Your instructions:
Transcribe the listing exactly, leaving out every picture.

Data excerpts:
——————————

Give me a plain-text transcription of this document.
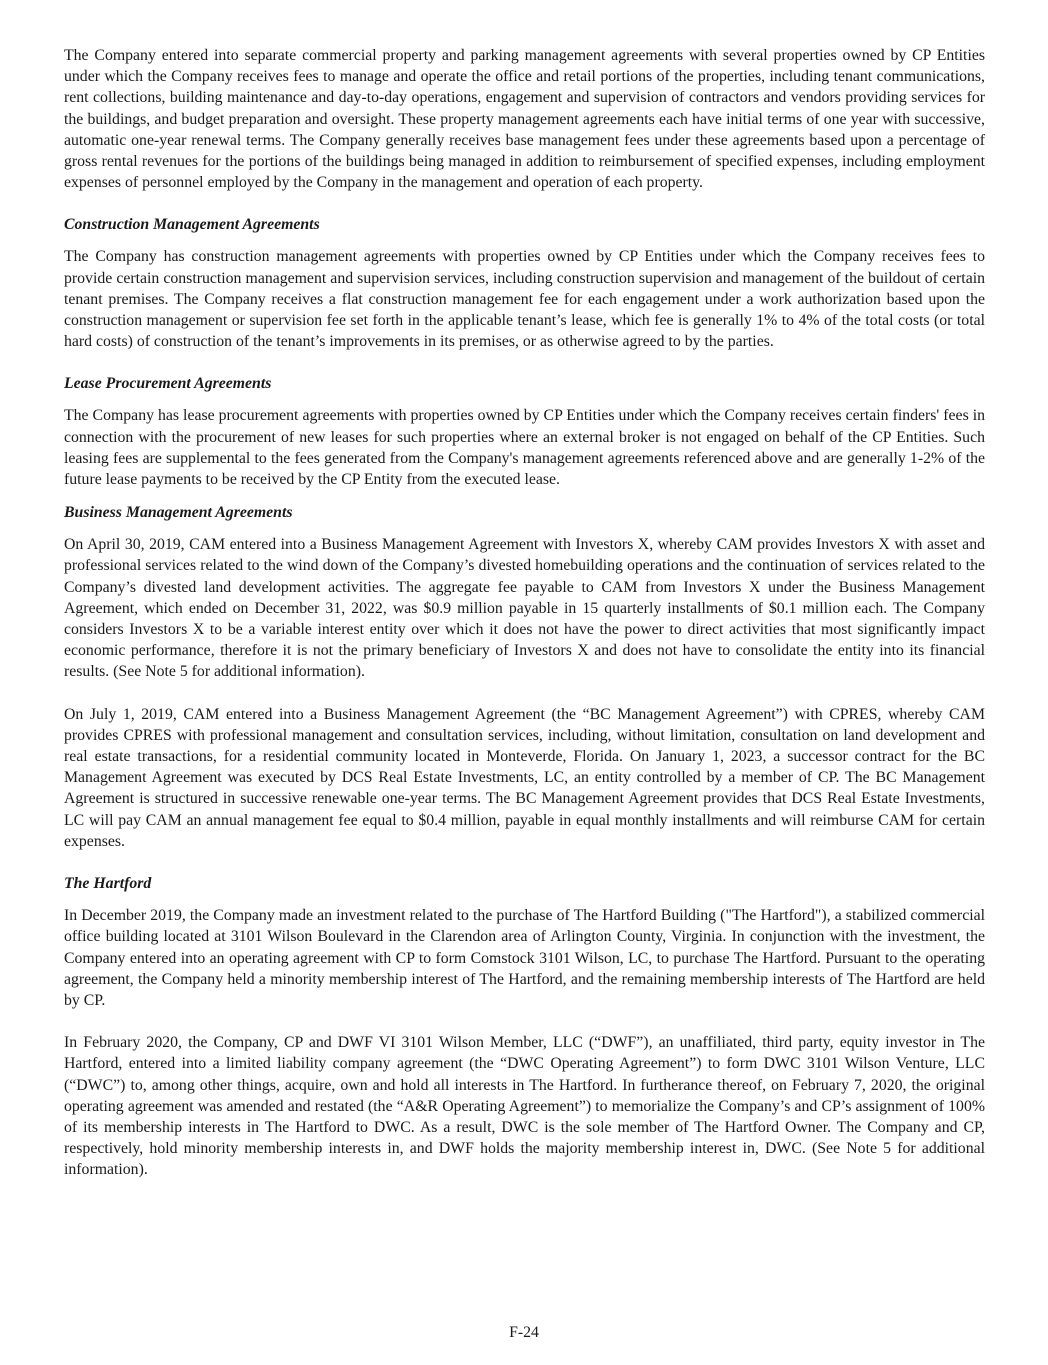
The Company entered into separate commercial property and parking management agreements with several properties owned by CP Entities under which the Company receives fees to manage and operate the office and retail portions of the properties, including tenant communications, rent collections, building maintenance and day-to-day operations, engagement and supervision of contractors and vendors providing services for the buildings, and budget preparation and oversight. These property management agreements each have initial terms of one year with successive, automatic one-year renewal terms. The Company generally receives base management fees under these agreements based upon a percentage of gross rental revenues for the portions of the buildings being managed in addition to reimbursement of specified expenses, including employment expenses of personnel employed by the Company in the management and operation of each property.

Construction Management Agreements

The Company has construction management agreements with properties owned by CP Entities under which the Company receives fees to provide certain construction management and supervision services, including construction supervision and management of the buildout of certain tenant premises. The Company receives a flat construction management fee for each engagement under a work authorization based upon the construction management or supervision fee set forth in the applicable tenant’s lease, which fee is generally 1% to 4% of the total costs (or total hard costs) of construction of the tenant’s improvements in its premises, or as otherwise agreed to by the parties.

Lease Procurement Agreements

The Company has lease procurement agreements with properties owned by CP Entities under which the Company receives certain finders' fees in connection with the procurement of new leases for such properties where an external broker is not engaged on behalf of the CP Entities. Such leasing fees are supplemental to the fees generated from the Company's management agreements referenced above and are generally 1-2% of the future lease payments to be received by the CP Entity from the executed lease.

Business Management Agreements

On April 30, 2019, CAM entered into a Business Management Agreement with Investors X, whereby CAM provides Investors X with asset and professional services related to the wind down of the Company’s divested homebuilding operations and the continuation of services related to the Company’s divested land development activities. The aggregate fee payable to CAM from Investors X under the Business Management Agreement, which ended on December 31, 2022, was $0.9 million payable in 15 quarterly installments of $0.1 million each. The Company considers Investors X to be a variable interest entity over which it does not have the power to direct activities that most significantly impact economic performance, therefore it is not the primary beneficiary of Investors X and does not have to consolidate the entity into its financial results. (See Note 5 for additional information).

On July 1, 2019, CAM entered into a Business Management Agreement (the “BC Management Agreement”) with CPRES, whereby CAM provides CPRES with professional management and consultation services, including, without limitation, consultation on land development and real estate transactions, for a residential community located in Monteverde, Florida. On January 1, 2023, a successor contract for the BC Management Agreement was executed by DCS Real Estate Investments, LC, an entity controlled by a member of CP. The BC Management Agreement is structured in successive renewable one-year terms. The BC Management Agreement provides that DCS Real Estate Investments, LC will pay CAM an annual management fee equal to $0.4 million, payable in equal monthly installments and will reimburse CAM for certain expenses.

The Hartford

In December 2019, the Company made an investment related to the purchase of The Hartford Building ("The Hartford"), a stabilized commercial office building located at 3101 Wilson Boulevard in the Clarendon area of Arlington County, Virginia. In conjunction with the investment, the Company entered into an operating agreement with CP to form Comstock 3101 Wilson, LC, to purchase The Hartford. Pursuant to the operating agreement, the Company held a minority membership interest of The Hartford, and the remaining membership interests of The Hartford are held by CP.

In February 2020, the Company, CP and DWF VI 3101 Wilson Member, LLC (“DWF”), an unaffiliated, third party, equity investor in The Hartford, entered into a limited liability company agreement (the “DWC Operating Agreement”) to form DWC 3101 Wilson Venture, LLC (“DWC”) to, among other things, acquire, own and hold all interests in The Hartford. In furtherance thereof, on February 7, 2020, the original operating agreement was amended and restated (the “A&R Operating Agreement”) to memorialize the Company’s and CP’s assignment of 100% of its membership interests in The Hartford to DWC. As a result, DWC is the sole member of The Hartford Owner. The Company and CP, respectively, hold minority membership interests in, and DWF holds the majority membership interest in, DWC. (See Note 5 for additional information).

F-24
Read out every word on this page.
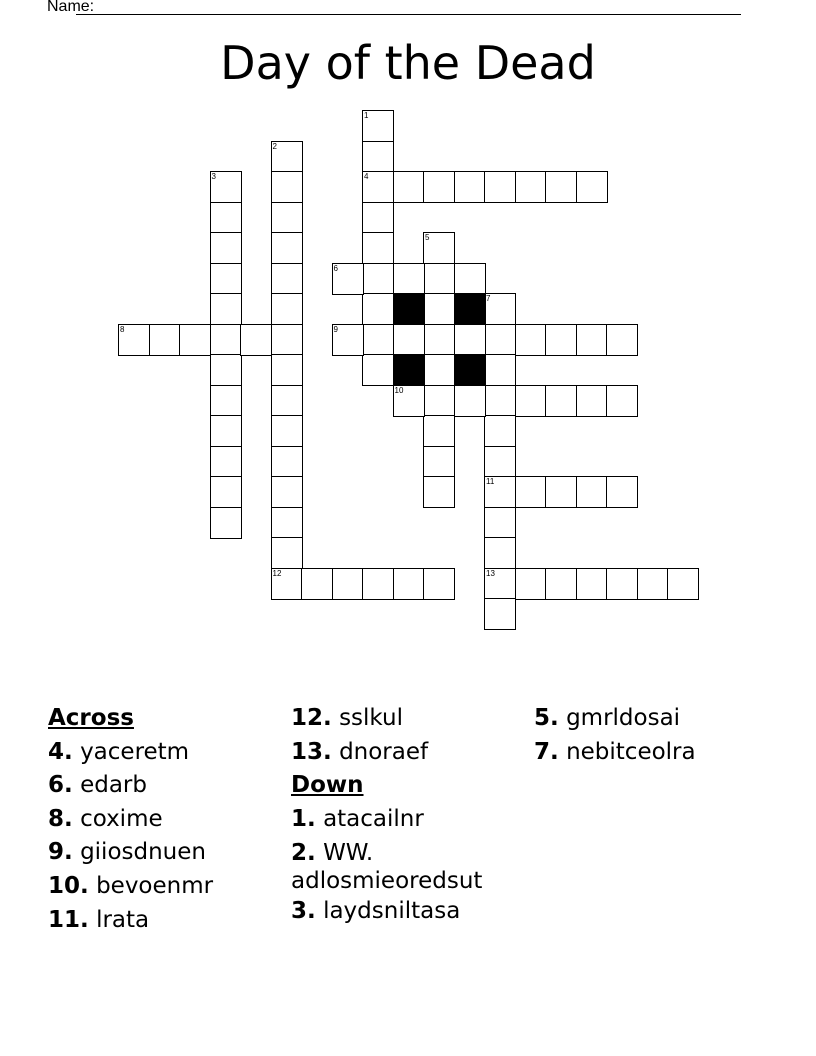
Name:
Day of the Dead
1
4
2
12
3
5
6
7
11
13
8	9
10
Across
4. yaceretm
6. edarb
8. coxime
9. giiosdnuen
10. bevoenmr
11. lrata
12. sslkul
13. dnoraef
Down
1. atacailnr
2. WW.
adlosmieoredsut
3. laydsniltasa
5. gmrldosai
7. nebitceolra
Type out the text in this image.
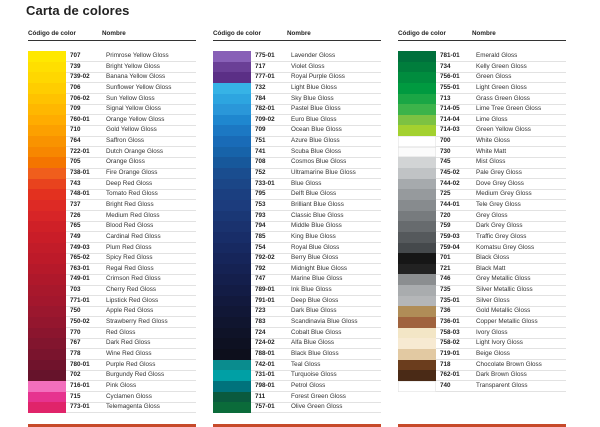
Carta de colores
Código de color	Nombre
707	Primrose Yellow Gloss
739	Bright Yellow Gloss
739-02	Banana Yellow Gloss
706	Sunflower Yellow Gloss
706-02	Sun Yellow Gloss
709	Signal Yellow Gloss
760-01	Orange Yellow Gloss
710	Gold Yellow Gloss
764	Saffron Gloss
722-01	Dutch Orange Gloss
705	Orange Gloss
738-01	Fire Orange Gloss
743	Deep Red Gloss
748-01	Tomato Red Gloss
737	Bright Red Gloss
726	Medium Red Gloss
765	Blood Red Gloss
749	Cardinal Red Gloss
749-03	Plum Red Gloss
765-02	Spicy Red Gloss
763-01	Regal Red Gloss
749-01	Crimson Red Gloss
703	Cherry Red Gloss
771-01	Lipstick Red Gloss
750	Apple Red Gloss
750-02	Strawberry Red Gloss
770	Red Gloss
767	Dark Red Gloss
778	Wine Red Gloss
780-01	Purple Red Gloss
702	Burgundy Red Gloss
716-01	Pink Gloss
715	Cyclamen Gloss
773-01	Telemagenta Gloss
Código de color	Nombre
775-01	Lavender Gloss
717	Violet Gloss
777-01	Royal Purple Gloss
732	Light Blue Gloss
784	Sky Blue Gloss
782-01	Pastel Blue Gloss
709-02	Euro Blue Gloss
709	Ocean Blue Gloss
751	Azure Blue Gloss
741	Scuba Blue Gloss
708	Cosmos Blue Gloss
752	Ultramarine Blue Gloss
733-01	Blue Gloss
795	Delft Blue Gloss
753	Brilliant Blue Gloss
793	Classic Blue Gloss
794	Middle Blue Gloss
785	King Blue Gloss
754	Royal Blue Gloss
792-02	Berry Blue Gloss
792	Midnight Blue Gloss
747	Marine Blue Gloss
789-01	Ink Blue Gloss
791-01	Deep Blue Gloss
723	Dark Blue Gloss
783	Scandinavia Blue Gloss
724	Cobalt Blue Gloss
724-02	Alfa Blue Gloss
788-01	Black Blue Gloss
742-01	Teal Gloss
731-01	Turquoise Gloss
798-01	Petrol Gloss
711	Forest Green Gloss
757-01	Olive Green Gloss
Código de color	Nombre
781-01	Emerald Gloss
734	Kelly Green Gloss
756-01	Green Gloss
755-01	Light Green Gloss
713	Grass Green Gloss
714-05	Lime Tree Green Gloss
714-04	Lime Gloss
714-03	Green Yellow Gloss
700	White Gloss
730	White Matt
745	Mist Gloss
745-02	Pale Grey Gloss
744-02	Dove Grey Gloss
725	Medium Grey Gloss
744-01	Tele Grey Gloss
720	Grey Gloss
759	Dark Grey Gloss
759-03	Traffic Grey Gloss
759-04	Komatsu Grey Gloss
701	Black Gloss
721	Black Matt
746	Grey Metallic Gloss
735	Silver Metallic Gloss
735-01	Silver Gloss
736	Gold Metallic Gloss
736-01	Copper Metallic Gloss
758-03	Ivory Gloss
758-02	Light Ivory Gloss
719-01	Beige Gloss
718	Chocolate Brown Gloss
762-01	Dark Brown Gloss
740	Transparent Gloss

——————————

Reply:
Give me a plain-text transcription of this document.
The Company entered into separate commercial property and parking management agreements with several properties owned by CP Entities under which the Company receives fees to manage and operate the office and retail portions of the properties, including tenant communications, rent collections, building maintenance and day-to-day operations, engagement and supervision of contractors and vendors providing services for the buildings, and budget preparation and oversight. These property management agreements each have initial terms of one year with successive, automatic one-year renewal terms. The Company generally receives base management fees under these agreements based upon a percentage of gross rental revenues for the portions of the buildings being managed in addition to reimbursement of specified expenses, including employment expenses of personnel employed by the Company in the management and operation of each property.

Construction Management Agreements

The Company has construction management agreements with properties owned by CP Entities under which the Company receives fees to provide certain construction management and supervision services, including construction supervision and management of the buildout of certain tenant premises. The Company receives a flat construction management fee for each engagement under a work authorization based upon the construction management or supervision fee set forth in the applicable tenant’s lease, which fee is generally 1% to 4% of the total costs (or total hard costs) of construction of the tenant’s improvements in its premises, or as otherwise agreed to by the parties.

Lease Procurement Agreements

The Company has lease procurement agreements with properties owned by CP Entities under which the Company receives certain finders' fees in connection with the procurement of new leases for such properties where an external broker is not engaged on behalf of the CP Entities. Such leasing fees are supplemental to the fees generated from the Company's management agreements referenced above and are generally 1-2% of the future lease payments to be received by the CP Entity from the executed lease.

Business Management Agreements

On April 30, 2019, CAM entered into a Business Management Agreement with Investors X, whereby CAM provides Investors X with asset and professional services related to the wind down of the Company’s divested homebuilding operations and the continuation of services related to the Company’s divested land development activities. The aggregate fee payable to CAM from Investors X under the Business Management Agreement, which ended on December 31, 2022, was $0.9 million payable in 15 quarterly installments of $0.1 million each. The Company considers Investors X to be a variable interest entity over which it does not have the power to direct activities that most significantly impact economic performance, therefore it is not the primary beneficiary of Investors X and does not have to consolidate the entity into its financial results. (See Note 5 for additional information).

On July 1, 2019, CAM entered into a Business Management Agreement (the “BC Management Agreement”) with CPRES, whereby CAM provides CPRES with professional management and consultation services, including, without limitation, consultation on land development and real estate transactions, for a residential community located in Monteverde, Florida. On January 1, 2023, a successor contract for the BC Management Agreement was executed by DCS Real Estate Investments, LC, an entity controlled by a member of CP. The BC Management Agreement is structured in successive renewable one-year terms. The BC Management Agreement provides that DCS Real Estate Investments, LC will pay CAM an annual management fee equal to $0.4 million, payable in equal monthly installments and will reimburse CAM for certain expenses.

The Hartford

In December 2019, the Company made an investment related to the purchase of The Hartford Building ("The Hartford"), a stabilized commercial office building located at 3101 Wilson Boulevard in the Clarendon area of Arlington County, Virginia. In conjunction with the investment, the Company entered into an operating agreement with CP to form Comstock 3101 Wilson, LC, to purchase The Hartford. Pursuant to the operating agreement, the Company held a minority membership interest of The Hartford, and the remaining membership interests of The Hartford are held by CP.

In February 2020, the Company, CP and DWF VI 3101 Wilson Member, LLC (“DWF”), an unaffiliated, third party, equity investor in The Hartford, entered into a limited liability company agreement (the “DWC Operating Agreement”) to form DWC 3101 Wilson Venture, LLC (“DWC”) to, among other things, acquire, own and hold all interests in The Hartford. In furtherance thereof, on February 7, 2020, the original operating agreement was amended and restated (the “A&R Operating Agreement”) to memorialize the Company’s and CP’s assignment of 100% of its membership interests in The Hartford to DWC. As a result, DWC is the sole member of The Hartford Owner. The Company and CP, respectively, hold minority membership interests in, and DWF holds the majority membership interest in, DWC. (See Note 5 for additional information).

F-24
Read out every word on this page.
Name:
Day of the Dead
1
4
2
12
3
5
6
7
11
13
8	9
10
Across
4. yaceretm
6. edarb
8. coxime
9. giiosdnuen
10. bevoenmr
11. lrata
12. sslkul
13. dnoraef
Down
1. atacailnr
2. WW.
adlosmieoredsut
3. laydsniltasa
5. gmrldosai
7. nebitceolra
Type out the text in this image.
Carta de colores
Código de color	Nombre
707	Primrose Yellow Gloss
739	Bright Yellow Gloss
739-02	Banana Yellow Gloss
706	Sunflower Yellow Gloss
706-02	Sun Yellow Gloss
709	Signal Yellow Gloss
760-01	Orange Yellow Gloss
710	Gold Yellow Gloss
764	Saffron Gloss
722-01	Dutch Orange Gloss
705	Orange Gloss
738-01	Fire Orange Gloss
743	Deep Red Gloss
748-01	Tomato Red Gloss
737	Bright Red Gloss
726	Medium Red Gloss
765	Blood Red Gloss
749	Cardinal Red Gloss
749-03	Plum Red Gloss
765-02	Spicy Red Gloss
763-01	Regal Red Gloss
749-01	Crimson Red Gloss
703	Cherry Red Gloss
771-01	Lipstick Red Gloss
750	Apple Red Gloss
750-02	Strawberry Red Gloss
770	Red Gloss
767	Dark Red Gloss
778	Wine Red Gloss
780-01	Purple Red Gloss
702	Burgundy Red Gloss
716-01	Pink Gloss
715	Cyclamen Gloss
773-01	Telemagenta Gloss
Código de color	Nombre
775-01	Lavender Gloss
717	Violet Gloss
777-01	Royal Purple Gloss
732	Light Blue Gloss
784	Sky Blue Gloss
782-01	Pastel Blue Gloss
709-02	Euro Blue Gloss
709	Ocean Blue Gloss
751	Azure Blue Gloss
741	Scuba Blue Gloss
708	Cosmos Blue Gloss
752	Ultramarine Blue Gloss
733-01	Blue Gloss
795	Delft Blue Gloss
753	Brilliant Blue Gloss
793	Classic Blue Gloss
794	Middle Blue Gloss
785	King Blue Gloss
754	Royal Blue Gloss
792-02	Berry Blue Gloss
792	Midnight Blue Gloss
747	Marine Blue Gloss
789-01	Ink Blue Gloss
791-01	Deep Blue Gloss
723	Dark Blue Gloss
783	Scandinavia Blue Gloss
724	Cobalt Blue Gloss
724-02	Alfa Blue Gloss
788-01	Black Blue Gloss
742-01	Teal Gloss
731-01	Turquoise Gloss
798-01	Petrol Gloss
711	Forest Green Gloss
757-01	Olive Green Gloss
Código de color	Nombre
781-01	Emerald Gloss
734	Kelly Green Gloss
756-01	Green Gloss
755-01	Light Green Gloss
713	Grass Green Gloss
714-05	Lime Tree Green Gloss
714-04	Lime Gloss
714-03	Green Yellow Gloss
700	White Gloss
730	White Matt
745	Mist Gloss
745-02	Pale Grey Gloss
744-02	Dove Grey Gloss
725	Medium Grey Gloss
744-01	Tele Grey Gloss
720	Grey Gloss
759	Dark Grey Gloss
759-03	Traffic Grey Gloss
759-04	Komatsu Grey Gloss
701	Black Gloss
721	Black Matt
746	Grey Metallic Gloss
735	Silver Metallic Gloss
735-01	Silver Gloss
736	Gold Metallic Gloss
736-01	Copper Metallic Gloss
758-03	Ivory Gloss
758-02	Light Ivory Gloss
719-01	Beige Gloss
718	Chocolate Brown Gloss
762-01	Dark Brown Gloss
740	Transparent Gloss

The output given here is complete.